-- start --
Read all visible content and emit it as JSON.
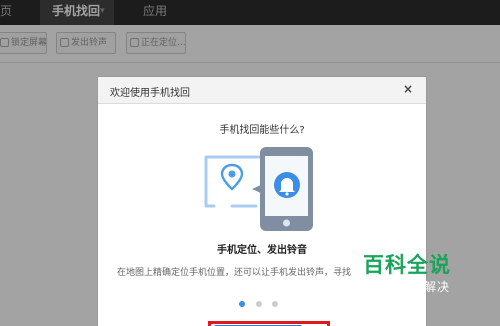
{
  "topbar": {
    "tabs": [
      {
        "label": "页"
      },
      {
        "label": "手机找回"
      },
      {
        "label": "应用"
      }
    ]
  },
  "toolbar": {
    "lock_label": "锁定屏幕",
    "ring_label": "发出铃声",
    "locate_label": "正在定位..."
  },
  "dialog": {
    "title": "欢迎使用手机找回",
    "close": "×",
    "question": "手机找回能些什么?",
    "feature_title": "手机定位、发出铃音",
    "feature_desc": "在地图上精确定位手机位置，还可以让手机发出铃声，寻找",
    "carousel": {
      "current": 1,
      "total": 3
    }
  },
  "watermark": {
    "title": "百科全说",
    "subtitle": "助你轻松解决"
  },
  "colors": {
    "accent": "#3a8ee6",
    "highlight_border": "#e0191f",
    "watermark_green": "#1aa35a"
  }
}
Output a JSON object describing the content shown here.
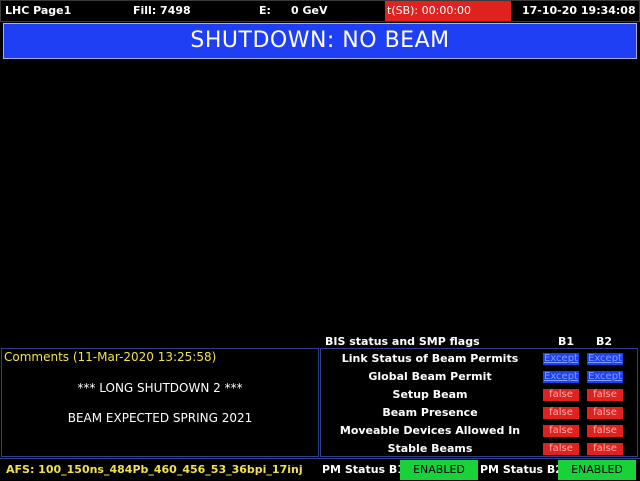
{
  "topbar": {
    "page": "LHC Page1",
    "fill": "Fill: 7498",
    "energy_label": "E:",
    "energy_value": "0 GeV",
    "sb_timer": "t(SB): 00:00:00",
    "datetime": "17-10-20 19:34:08"
  },
  "mode": "SHUTDOWN: NO BEAM",
  "bis": {
    "title": "BIS status and SMP flags",
    "col_b1": "B1",
    "col_b2": "B2",
    "flags": [
      {
        "label": "Link Status of Beam Permits",
        "b1": "Except",
        "b2": "Except",
        "status": "except"
      },
      {
        "label": "Global Beam Permit",
        "b1": "Except",
        "b2": "Except",
        "status": "except"
      },
      {
        "label": "Setup Beam",
        "b1": "false",
        "b2": "false",
        "status": "false"
      },
      {
        "label": "Beam Presence",
        "b1": "false",
        "b2": "false",
        "status": "false"
      },
      {
        "label": "Moveable Devices Allowed In",
        "b1": "false",
        "b2": "false",
        "status": "false"
      },
      {
        "label": "Stable Beams",
        "b1": "false",
        "b2": "false",
        "status": "false"
      }
    ]
  },
  "comments": {
    "title": "Comments (11-Mar-2020 13:25:58)",
    "line1": "*** LONG SHUTDOWN 2 ***",
    "line2": "BEAM EXPECTED SPRING 2021"
  },
  "bottom": {
    "afs": "AFS: 100_150ns_484Pb_460_456_53_36bpi_17inj",
    "pm_b1_label": "PM Status B1",
    "pm_b1_value": "ENABLED",
    "pm_b2_label": "PM Status B2",
    "pm_b2_value": "ENABLED"
  },
  "colors": {
    "banner_blue": "#1f3ff5",
    "status_red": "#e0211e",
    "enabled_green": "#19d23a",
    "comment_yellow": "#f0e050"
  }
}
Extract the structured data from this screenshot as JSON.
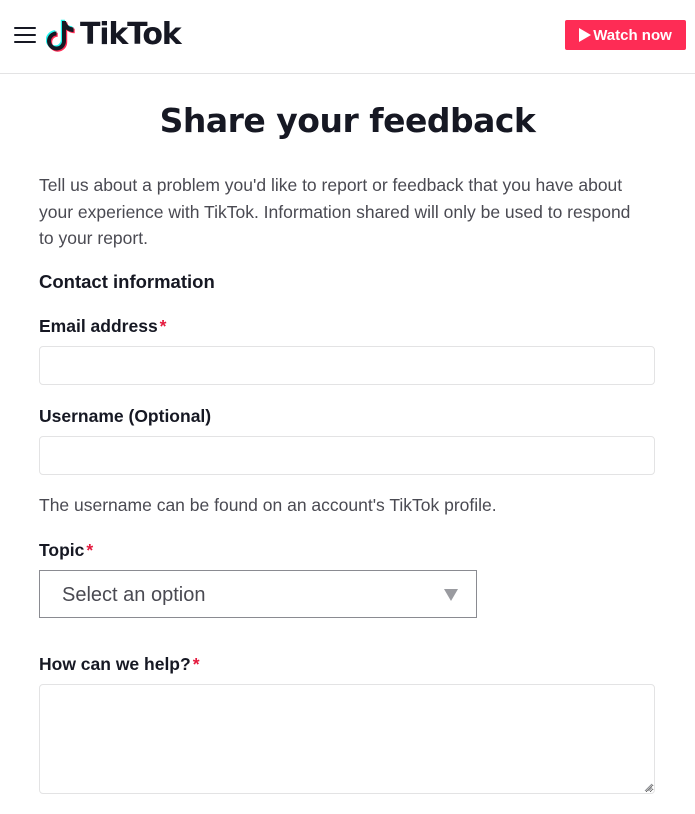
{
  "header": {
    "menu_icon": "hamburger-menu-icon",
    "logo_icon": "tiktok-note-icon",
    "logo_text": "TikTok",
    "watch_button": {
      "icon": "play-icon",
      "label": "Watch now"
    },
    "brand_color": "#fe2c55"
  },
  "page": {
    "title": "Share your feedback",
    "intro": "Tell us about a problem you'd like to report or feedback that you have about your experience with TikTok. Information shared will only be used to respond to your report.",
    "section_heading": "Contact information"
  },
  "form": {
    "required_marker": "*",
    "email": {
      "label": "Email address",
      "value": "",
      "required": true
    },
    "username": {
      "label": "Username (Optional)",
      "value": "",
      "hint": "The username can be found on an account's TikTok profile."
    },
    "topic": {
      "label": "Topic",
      "selected": "Select an option",
      "arrow_icon": "triangle-down-icon",
      "required": true
    },
    "help": {
      "label": "How can we help?",
      "value": "",
      "required": true
    }
  }
}
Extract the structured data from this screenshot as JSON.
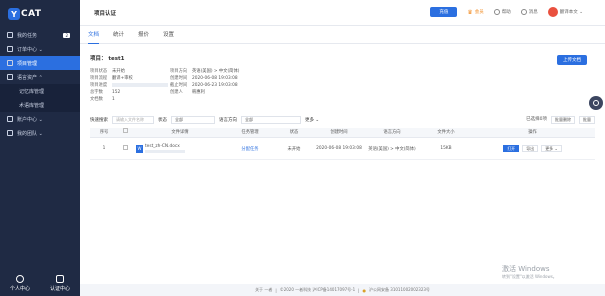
{
  "brand": {
    "logo_y": "Y",
    "logo_text": "CAT"
  },
  "sidebar": {
    "items": [
      {
        "label": "我的任务",
        "badge": "2"
      },
      {
        "label": "订单中心 ⌄"
      },
      {
        "label": "项目管理"
      },
      {
        "label": "语言资产 ⌃"
      },
      {
        "label": "记忆库管理"
      },
      {
        "label": "术语库管理"
      },
      {
        "label": "账户中心 ⌄"
      },
      {
        "label": "我的团队 ⌄"
      }
    ],
    "footer": {
      "personal": "个人中心",
      "cert": "认证中心"
    }
  },
  "topbar": {
    "breadcrumb": "项目认证",
    "button": "充值",
    "vip": "会员",
    "help": "帮助",
    "messages": "消息",
    "user": "翻译本文 ⌄"
  },
  "tabs": [
    "文档",
    "统计",
    "报价",
    "设置"
  ],
  "project": {
    "title": "项目： test1",
    "upload_button": "上传文档",
    "info": [
      {
        "k": "项目状态",
        "v": "未开始",
        "k2": "项目方向",
        "v2": "英语(美国) > 中文(简体)"
      },
      {
        "k": "项目流程",
        "v": "翻译+审校",
        "k2": "创建时间",
        "v2": "2020-06-08 19:03:08"
      },
      {
        "k": "项目进度",
        "v": "",
        "k2": "截止时间",
        "v2": "2020-06-23 19:03:08"
      },
      {
        "k": "总字数",
        "v": "152",
        "k2": "创建人",
        "v2": "韩惠利"
      },
      {
        "k": "文档数",
        "v": "1",
        "k2": "",
        "v2": ""
      }
    ]
  },
  "filters": {
    "search_label": "快速搜索",
    "search_placeholder": "请输入文件名称",
    "status_label": "状态",
    "status_value": "全部",
    "direction_label": "语言方向",
    "direction_value": "全部",
    "more": "更多 ⌄",
    "right_buttons": [
      "已选择0项",
      "批量删除",
      "批量"
    ]
  },
  "table": {
    "headers": [
      "序号",
      "",
      "文件详情",
      "任务管理",
      "状态",
      "创建时间",
      "语言方向",
      "文件大小",
      "操作"
    ],
    "rows": [
      {
        "index": "1",
        "file_icon": "W",
        "file_name": "test_zh-CN.docx",
        "task": "分配任务",
        "status": "未开始",
        "created": "2020-06-08 19:03:08",
        "direction": "英语(美国) > 中文(简体)",
        "size": "15KB",
        "ops": [
          "打开",
          "导出",
          "更多 ⌄"
        ]
      }
    ]
  },
  "footer": {
    "left": "关于 一者",
    "middle": "©2020 一者科技 沪ICP备14017097号-1",
    "right": "沪公网安备 31011002002323号"
  },
  "watermark": {
    "line1": "激活 Windows",
    "line2": "转到\"设置\"以激活 Windows。"
  }
}
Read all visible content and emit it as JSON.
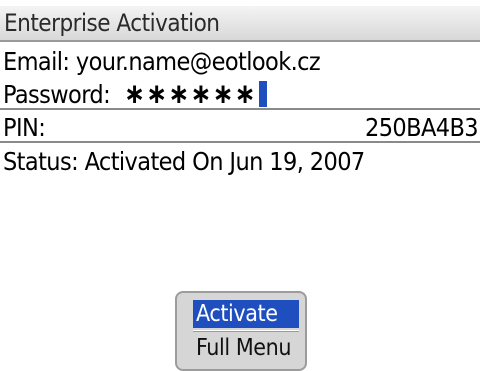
{
  "screen": {
    "title": "Enterprise Activation"
  },
  "form": {
    "email_label": "Email: your.name@eotlook.cz",
    "password_label": "Password:",
    "password_value": "∗∗∗∗∗∗",
    "pin_label": "PIN:",
    "pin_value": "250BA4B3",
    "status_label": "Status: Activated On Jun 19, 2007"
  },
  "menu": {
    "items": [
      {
        "label": "Activate",
        "selected": true
      },
      {
        "label": "Full Menu",
        "selected": false
      }
    ]
  },
  "colors": {
    "selection": "#1f4fbf",
    "title_bar": "#d8d8d8",
    "menu_background": "#d6d6d6"
  }
}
-- end --
Task details:
Pictures excluded, quote all the data above exactly.

Solution for this task:
Read all visible content and emit it as JSON.
{
  "topbar": {
    "tabs": [
      {
        "label": "页"
      },
      {
        "label": "手机找回"
      },
      {
        "label": "应用"
      }
    ]
  },
  "toolbar": {
    "lock_label": "锁定屏幕",
    "ring_label": "发出铃声",
    "locate_label": "正在定位..."
  },
  "dialog": {
    "title": "欢迎使用手机找回",
    "close": "×",
    "question": "手机找回能些什么?",
    "feature_title": "手机定位、发出铃音",
    "feature_desc": "在地图上精确定位手机位置，还可以让手机发出铃声，寻找",
    "carousel": {
      "current": 1,
      "total": 3
    }
  },
  "watermark": {
    "title": "百科全说",
    "subtitle": "助你轻松解决"
  },
  "colors": {
    "accent": "#3a8ee6",
    "highlight_border": "#e0191f",
    "watermark_green": "#1aa35a"
  }
}
Output a JSON object describing the content shown here.
{
  "topbar": {
    "page": "LHC Page1",
    "fill": "Fill: 7498",
    "energy_label": "E:",
    "energy_value": "0 GeV",
    "sb_timer": "t(SB): 00:00:00",
    "datetime": "17-10-20 19:34:08"
  },
  "mode": "SHUTDOWN: NO BEAM",
  "bis": {
    "title": "BIS status and SMP flags",
    "col_b1": "B1",
    "col_b2": "B2",
    "flags": [
      {
        "label": "Link Status of Beam Permits",
        "b1": "Except",
        "b2": "Except",
        "status": "except"
      },
      {
        "label": "Global Beam Permit",
        "b1": "Except",
        "b2": "Except",
        "status": "except"
      },
      {
        "label": "Setup Beam",
        "b1": "false",
        "b2": "false",
        "status": "false"
      },
      {
        "label": "Beam Presence",
        "b1": "false",
        "b2": "false",
        "status": "false"
      },
      {
        "label": "Moveable Devices Allowed In",
        "b1": "false",
        "b2": "false",
        "status": "false"
      },
      {
        "label": "Stable Beams",
        "b1": "false",
        "b2": "false",
        "status": "false"
      }
    ]
  },
  "comments": {
    "title": "Comments (11-Mar-2020 13:25:58)",
    "line1": "*** LONG SHUTDOWN 2 ***",
    "line2": "BEAM EXPECTED SPRING 2021"
  },
  "bottom": {
    "afs": "AFS: 100_150ns_484Pb_460_456_53_36bpi_17inj",
    "pm_b1_label": "PM Status B1",
    "pm_b1_value": "ENABLED",
    "pm_b2_label": "PM Status B2",
    "pm_b2_value": "ENABLED"
  },
  "colors": {
    "banner_blue": "#1f3ff5",
    "status_red": "#e0211e",
    "enabled_green": "#19d23a",
    "comment_yellow": "#f0e050"
  }
}
Extract the structured data from this screenshot as JSON.
{
  "header": {
    "menu_icon": "hamburger-menu-icon",
    "logo_icon": "tiktok-note-icon",
    "logo_text": "TikTok",
    "watch_button": {
      "icon": "play-icon",
      "label": "Watch now"
    },
    "brand_color": "#fe2c55"
  },
  "page": {
    "title": "Share your feedback",
    "intro": "Tell us about a problem you'd like to report or feedback that you have about your experience with TikTok. Information shared will only be used to respond to your report.",
    "section_heading": "Contact information"
  },
  "form": {
    "required_marker": "*",
    "email": {
      "label": "Email address",
      "value": "",
      "required": true
    },
    "username": {
      "label": "Username (Optional)",
      "value": "",
      "hint": "The username can be found on an account's TikTok profile."
    },
    "topic": {
      "label": "Topic",
      "selected": "Select an option",
      "arrow_icon": "triangle-down-icon",
      "required": true
    },
    "help": {
      "label": "How can we help?",
      "value": "",
      "required": true
    }
  }
}
Extract the structured data from this screenshot as JSON.
{
  "brand": {
    "logo_y": "Y",
    "logo_text": "CAT"
  },
  "sidebar": {
    "items": [
      {
        "label": "我的任务",
        "badge": "2"
      },
      {
        "label": "订单中心 ⌄"
      },
      {
        "label": "项目管理"
      },
      {
        "label": "语言资产 ⌃"
      },
      {
        "label": "记忆库管理"
      },
      {
        "label": "术语库管理"
      },
      {
        "label": "账户中心 ⌄"
      },
      {
        "label": "我的团队 ⌄"
      }
    ],
    "footer": {
      "personal": "个人中心",
      "cert": "认证中心"
    }
  },
  "topbar": {
    "breadcrumb": "项目认证",
    "button": "充值",
    "vip": "会员",
    "help": "帮助",
    "messages": "消息",
    "user": "翻译本文 ⌄"
  },
  "tabs": [
    "文档",
    "统计",
    "报价",
    "设置"
  ],
  "project": {
    "title": "项目： test1",
    "upload_button": "上传文档",
    "info": [
      {
        "k": "项目状态",
        "v": "未开始",
        "k2": "项目方向",
        "v2": "英语(美国) > 中文(简体)"
      },
      {
        "k": "项目流程",
        "v": "翻译+审校",
        "k2": "创建时间",
        "v2": "2020-06-08 19:03:08"
      },
      {
        "k": "项目进度",
        "v": "",
        "k2": "截止时间",
        "v2": "2020-06-23 19:03:08"
      },
      {
        "k": "总字数",
        "v": "152",
        "k2": "创建人",
        "v2": "韩惠利"
      },
      {
        "k": "文档数",
        "v": "1",
        "k2": "",
        "v2": ""
      }
    ]
  },
  "filters": {
    "search_label": "快速搜索",
    "search_placeholder": "请输入文件名称",
    "status_label": "状态",
    "status_value": "全部",
    "direction_label": "语言方向",
    "direction_value": "全部",
    "more": "更多 ⌄",
    "right_buttons": [
      "已选择0项",
      "批量删除",
      "批量"
    ]
  },
  "table": {
    "headers": [
      "序号",
      "",
      "文件详情",
      "任务管理",
      "状态",
      "创建时间",
      "语言方向",
      "文件大小",
      "操作"
    ],
    "rows": [
      {
        "index": "1",
        "file_icon": "W",
        "file_name": "test_zh-CN.docx",
        "task": "分配任务",
        "status": "未开始",
        "created": "2020-06-08 19:03:08",
        "direction": "英语(美国) > 中文(简体)",
        "size": "15KB",
        "ops": [
          "打开",
          "导出",
          "更多 ⌄"
        ]
      }
    ]
  },
  "footer": {
    "left": "关于 一者",
    "middle": "©2020 一者科技 沪ICP备14017097号-1",
    "right": "沪公网安备 31011002002323号"
  },
  "watermark": {
    "line1": "激活 Windows",
    "line2": "转到\"设置\"以激活 Windows。"
  }
}
Read all visible content and emit it as JSON.
{
  "screen": {
    "title": "Enterprise Activation"
  },
  "form": {
    "email_label": "Email: your.name@eotlook.cz",
    "password_label": "Password:",
    "password_value": "∗∗∗∗∗∗",
    "pin_label": "PIN:",
    "pin_value": "250BA4B3",
    "status_label": "Status: Activated On Jun 19, 2007"
  },
  "menu": {
    "items": [
      {
        "label": "Activate",
        "selected": true
      },
      {
        "label": "Full Menu",
        "selected": false
      }
    ]
  },
  "colors": {
    "selection": "#1f4fbf",
    "title_bar": "#d8d8d8",
    "menu_background": "#d6d6d6"
  }
}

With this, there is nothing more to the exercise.